* **Items**:
● ● ●

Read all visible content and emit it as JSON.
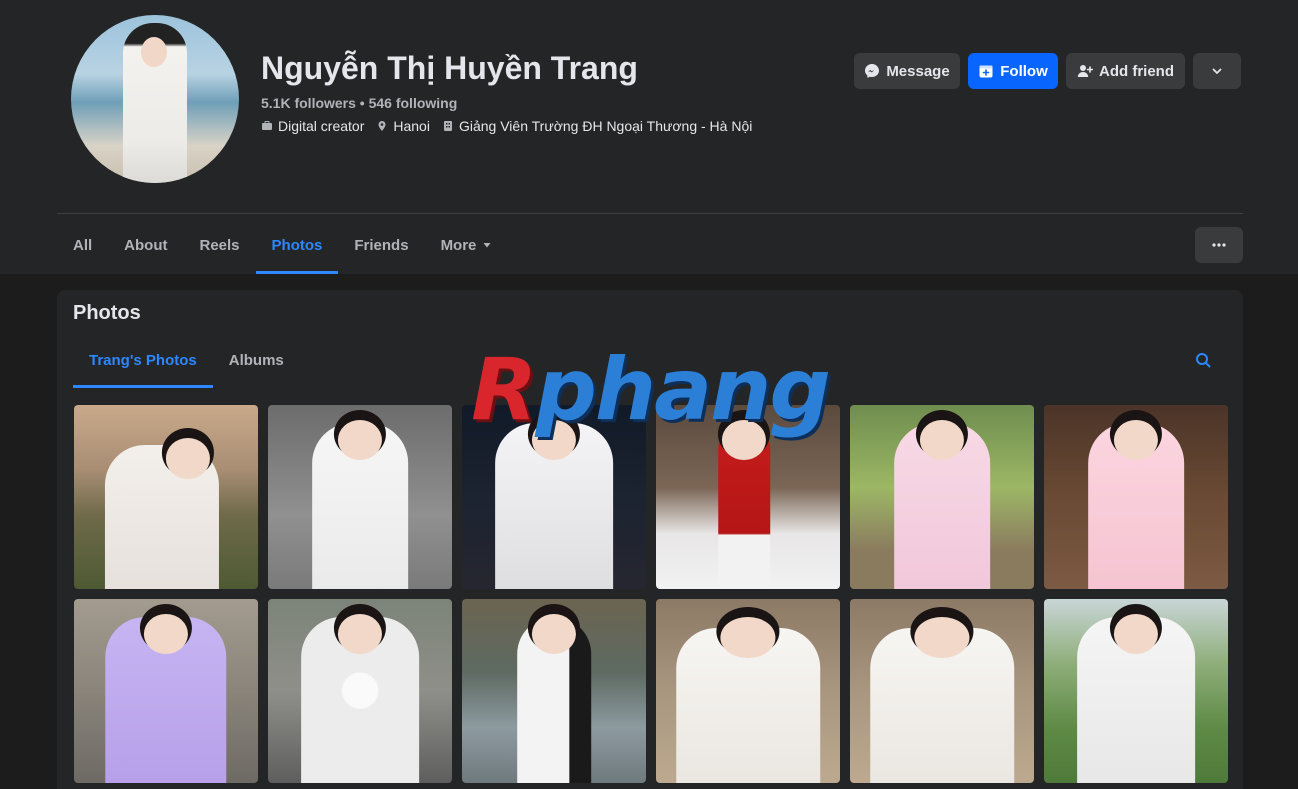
{
  "profile": {
    "name": "Nguyễn Thị Huyền Trang",
    "stats": "5.1K followers • 546 following",
    "category": "Digital creator",
    "location": "Hanoi",
    "workplace": "Giảng Viên Trường ĐH Ngoại Thương - Hà Nội",
    "avatar_icon": "profile-photo"
  },
  "actions": {
    "message_label": "Message",
    "follow_label": "Follow",
    "add_friend_label": "Add friend"
  },
  "tabs": [
    {
      "label": "All"
    },
    {
      "label": "About"
    },
    {
      "label": "Reels"
    },
    {
      "label": "Photos"
    },
    {
      "label": "Friends"
    },
    {
      "label": "More"
    }
  ],
  "photos_section": {
    "title": "Photos",
    "subtabs": [
      {
        "label": "Trang's Photos"
      },
      {
        "label": "Albums"
      }
    ]
  },
  "watermark": {
    "first": "R",
    "rest": "phang"
  },
  "colors": {
    "accent": "#2d88ff",
    "follow_button": "#0866ff",
    "background": "#1c1c1d",
    "surface": "#242526"
  }
}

● ● ●

* **What to work on**:
Pick out all lines from the data above in which the word "Trang" appears.

* **Written response**:
    "name": "Nguyễn Thị Huyền Trang",
        "label": "Trang's Photos"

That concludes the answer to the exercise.